Dataset rows about figures:
>>>>>

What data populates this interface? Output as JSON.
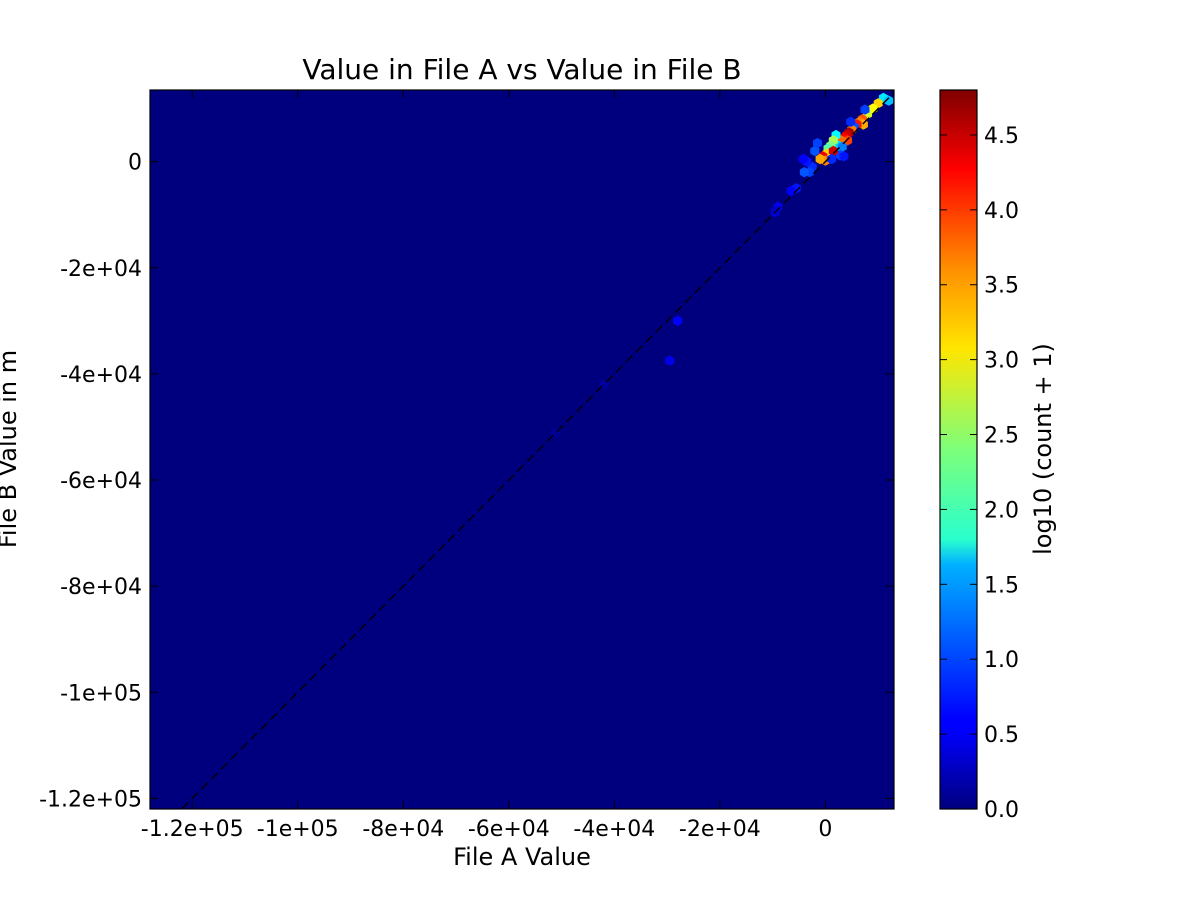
{
  "chart_data": {
    "type": "heatmap",
    "subtype": "hexbin",
    "title": "Value in File A vs Value in File B",
    "xlabel": "File A Value",
    "ylabel": "File B Value in m",
    "xlim": [
      -128000,
      13000
    ],
    "ylim": [
      -122000,
      13500
    ],
    "x_ticks": [
      {
        "value": -120000,
        "label": "-1.2e+05"
      },
      {
        "value": -100000,
        "label": "-1e+05"
      },
      {
        "value": -80000,
        "label": "-8e+04"
      },
      {
        "value": -60000,
        "label": "-6e+04"
      },
      {
        "value": -40000,
        "label": "-4e+04"
      },
      {
        "value": -20000,
        "label": "-2e+04"
      },
      {
        "value": 0,
        "label": "0"
      }
    ],
    "y_ticks": [
      {
        "value": 0,
        "label": "0"
      },
      {
        "value": -20000,
        "label": "-2e+04"
      },
      {
        "value": -40000,
        "label": "-4e+04"
      },
      {
        "value": -60000,
        "label": "-6e+04"
      },
      {
        "value": -80000,
        "label": "-8e+04"
      },
      {
        "value": -100000,
        "label": "-1e+05"
      },
      {
        "value": -120000,
        "label": "-1.2e+05"
      }
    ],
    "reference_line": {
      "style": "dashed",
      "color": "#000000",
      "equation": "y = x"
    },
    "colorbar": {
      "label": "log10 (count + 1)",
      "range": [
        0,
        4.8
      ],
      "colormap": "jet",
      "ticks": [
        {
          "value": 0.0,
          "label": "0.0"
        },
        {
          "value": 0.5,
          "label": "0.5"
        },
        {
          "value": 1.0,
          "label": "1.0"
        },
        {
          "value": 1.5,
          "label": "1.5"
        },
        {
          "value": 2.0,
          "label": "2.0"
        },
        {
          "value": 2.5,
          "label": "2.5"
        },
        {
          "value": 3.0,
          "label": "3.0"
        },
        {
          "value": 3.5,
          "label": "3.5"
        },
        {
          "value": 4.0,
          "label": "4.0"
        },
        {
          "value": 4.5,
          "label": "4.5"
        }
      ]
    },
    "background_value": 0.0,
    "bins": [
      {
        "x": 11000,
        "y": 12000,
        "value": 1.7
      },
      {
        "x": 12000,
        "y": 11500,
        "value": 1.5
      },
      {
        "x": 10000,
        "y": 11000,
        "value": 3.2
      },
      {
        "x": 9000,
        "y": 10000,
        "value": 3.0
      },
      {
        "x": 8000,
        "y": 9000,
        "value": 2.8
      },
      {
        "x": 7500,
        "y": 9800,
        "value": 0.9
      },
      {
        "x": 7000,
        "y": 8000,
        "value": 3.8
      },
      {
        "x": 6500,
        "y": 7500,
        "value": 3.6
      },
      {
        "x": 7200,
        "y": 7000,
        "value": 3.4
      },
      {
        "x": 6000,
        "y": 7000,
        "value": 4.1
      },
      {
        "x": 5500,
        "y": 6500,
        "value": 1.0
      },
      {
        "x": 5000,
        "y": 6000,
        "value": 3.6
      },
      {
        "x": 4800,
        "y": 7500,
        "value": 0.8
      },
      {
        "x": 4500,
        "y": 5500,
        "value": 4.6
      },
      {
        "x": 4000,
        "y": 5000,
        "value": 4.4
      },
      {
        "x": 3500,
        "y": 4500,
        "value": 4.2
      },
      {
        "x": 4200,
        "y": 4000,
        "value": 3.9
      },
      {
        "x": 3000,
        "y": 4000,
        "value": 3.7
      },
      {
        "x": 2500,
        "y": 3000,
        "value": 1.6
      },
      {
        "x": 3200,
        "y": 2800,
        "value": 1.2
      },
      {
        "x": 2800,
        "y": 1200,
        "value": 0.9
      },
      {
        "x": 3500,
        "y": 1000,
        "value": 0.7
      },
      {
        "x": 2000,
        "y": 5000,
        "value": 1.8
      },
      {
        "x": 1500,
        "y": 4000,
        "value": 2.6
      },
      {
        "x": 1000,
        "y": 3000,
        "value": 2.4
      },
      {
        "x": 500,
        "y": 2500,
        "value": 2.2
      },
      {
        "x": 200,
        "y": 1500,
        "value": 3.2
      },
      {
        "x": 1500,
        "y": 2000,
        "value": 4.4
      },
      {
        "x": -500,
        "y": 1000,
        "value": 4.3
      },
      {
        "x": 0,
        "y": 200,
        "value": 3.6
      },
      {
        "x": 1200,
        "y": 500,
        "value": 0.8
      },
      {
        "x": -1000,
        "y": 500,
        "value": 3.4
      },
      {
        "x": -2000,
        "y": 2000,
        "value": 1.0
      },
      {
        "x": -1500,
        "y": 3500,
        "value": 0.9
      },
      {
        "x": -2500,
        "y": -1000,
        "value": 0.8
      },
      {
        "x": -3500,
        "y": 0,
        "value": 0.7
      },
      {
        "x": -3000,
        "y": -2000,
        "value": 0.9
      },
      {
        "x": -4000,
        "y": -2000,
        "value": 1.0
      },
      {
        "x": -4200,
        "y": 500,
        "value": 0.6
      },
      {
        "x": -5500,
        "y": -5000,
        "value": 0.7
      },
      {
        "x": -6500,
        "y": -5500,
        "value": 0.6
      },
      {
        "x": -9000,
        "y": -8500,
        "value": 0.5
      },
      {
        "x": -9500,
        "y": -9500,
        "value": 0.4
      },
      {
        "x": -28000,
        "y": -30000,
        "value": 0.6
      },
      {
        "x": -29500,
        "y": -37500,
        "value": 0.5
      },
      {
        "x": -42000,
        "y": -42000,
        "value": 0.15
      },
      {
        "x": -51000,
        "y": -51000,
        "value": 0.1
      }
    ]
  }
}
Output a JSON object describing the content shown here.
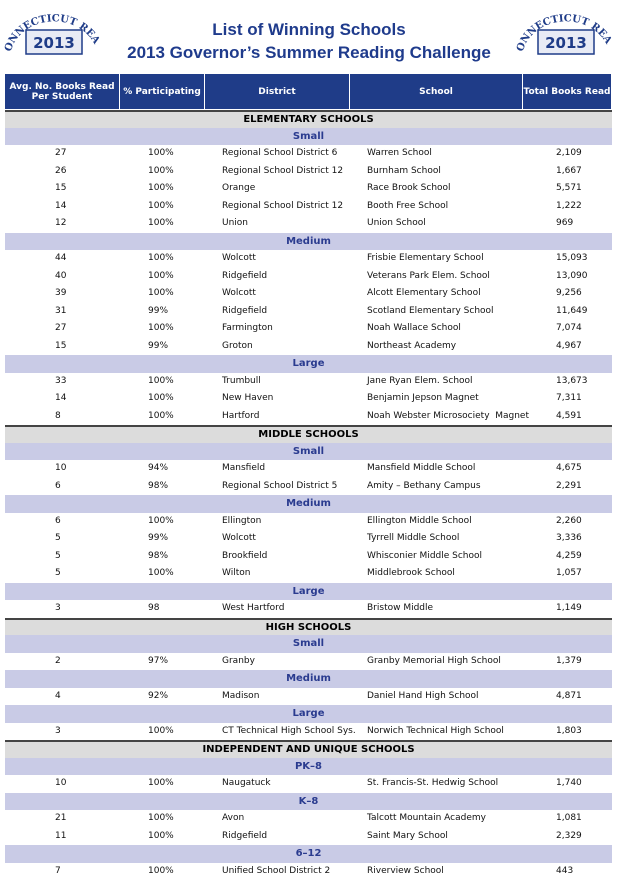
{
  "header": {
    "title": "List of Winning Schools",
    "subtitle": "2013 Governor’s Summer Reading Challenge",
    "logo": {
      "text": "CONNECTICUT READS",
      "year": "2013"
    }
  },
  "table": {
    "columns": [
      "Avg. No. Books Read Per Student",
      "% Participating",
      "District",
      "School",
      "Total Books Read"
    ],
    "sections": [
      {
        "title": "ELEMENTARY SCHOOLS",
        "groups": [
          {
            "title": "Small",
            "rows": [
              [
                "27",
                "100%",
                "Regional School District 6",
                "Warren School",
                "2,109"
              ],
              [
                "26",
                "100%",
                "Regional School District 12",
                "Burnham School",
                "1,667"
              ],
              [
                "15",
                "100%",
                "Orange",
                "Race Brook School",
                "5,571"
              ],
              [
                "14",
                "100%",
                "Regional School District 12",
                "Booth Free School",
                "1,222"
              ],
              [
                "12",
                "100%",
                "Union",
                "Union School",
                "969"
              ]
            ]
          },
          {
            "title": "Medium",
            "rows": [
              [
                "44",
                "100%",
                "Wolcott",
                "Frisbie Elementary School",
                "15,093"
              ],
              [
                "40",
                "100%",
                "Ridgefield",
                "Veterans Park Elem. School",
                "13,090"
              ],
              [
                "39",
                "100%",
                "Wolcott",
                "Alcott Elementary School",
                "9,256"
              ],
              [
                "31",
                "99%",
                "Ridgefield",
                "Scotland Elementary School",
                "11,649"
              ],
              [
                "27",
                "100%",
                "Farmington",
                "Noah Wallace School",
                "7,074"
              ],
              [
                "15",
                "99%",
                "Groton",
                "Northeast Academy",
                "4,967"
              ]
            ]
          },
          {
            "title": "Large",
            "rows": [
              [
                "33",
                "100%",
                "Trumbull",
                "Jane Ryan Elem. School",
                "13,673"
              ],
              [
                "14",
                "100%",
                "New Haven",
                "Benjamin Jepson Magnet",
                "7,311"
              ],
              [
                "8",
                "100%",
                "Hartford",
                "Noah Webster Microsociety  Magnet",
                "4,591"
              ]
            ]
          }
        ]
      },
      {
        "title": "MIDDLE SCHOOLS",
        "groups": [
          {
            "title": "Small",
            "rows": [
              [
                "10",
                "94%",
                "Mansfield",
                "Mansfield Middle School",
                "4,675"
              ],
              [
                "6",
                "98%",
                "Regional School District 5",
                "Amity – Bethany Campus",
                "2,291"
              ]
            ]
          },
          {
            "title": "Medium",
            "rows": [
              [
                "6",
                "100%",
                "Ellington",
                "Ellington Middle School",
                "2,260"
              ],
              [
                "5",
                "99%",
                "Wolcott",
                "Tyrrell Middle School",
                "3,336"
              ],
              [
                "5",
                "98%",
                "Brookfield",
                "Whisconier Middle School",
                "4,259"
              ],
              [
                "5",
                "100%",
                "Wilton",
                "Middlebrook School",
                "1,057"
              ]
            ]
          },
          {
            "title": "Large",
            "rows": [
              [
                "3",
                "98",
                "West Hartford",
                "Bristow Middle",
                "1,149"
              ]
            ]
          }
        ]
      },
      {
        "title": "HIGH SCHOOLS",
        "groups": [
          {
            "title": "Small",
            "rows": [
              [
                "2",
                "97%",
                "Granby",
                "Granby Memorial High School",
                "1,379"
              ]
            ]
          },
          {
            "title": "Medium",
            "rows": [
              [
                "4",
                "92%",
                "Madison",
                "Daniel Hand High School",
                "4,871"
              ]
            ]
          },
          {
            "title": "Large",
            "rows": [
              [
                "3",
                "100%",
                "CT Technical High School Sys.",
                "Norwich Technical High School",
                "1,803"
              ]
            ]
          }
        ]
      },
      {
        "title": "INDEPENDENT AND UNIQUE SCHOOLS",
        "groups": [
          {
            "title": "PK–8",
            "rows": [
              [
                "10",
                "100%",
                "Naugatuck",
                "St. Francis-St. Hedwig School",
                "1,740"
              ]
            ]
          },
          {
            "title": "K–8",
            "rows": [
              [
                "21",
                "100%",
                "Avon",
                "Talcott Mountain Academy",
                "1,081"
              ],
              [
                "11",
                "100%",
                "Ridgefield",
                "Saint Mary School",
                "2,329"
              ]
            ]
          },
          {
            "title": "6–12",
            "rows": [
              [
                "7",
                "100%",
                "Unified School District 2",
                "Riverview School",
                "443"
              ]
            ]
          }
        ]
      }
    ]
  }
}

<<<<<

Provide the number of lines containing the string "Mansfield", with no other output.

2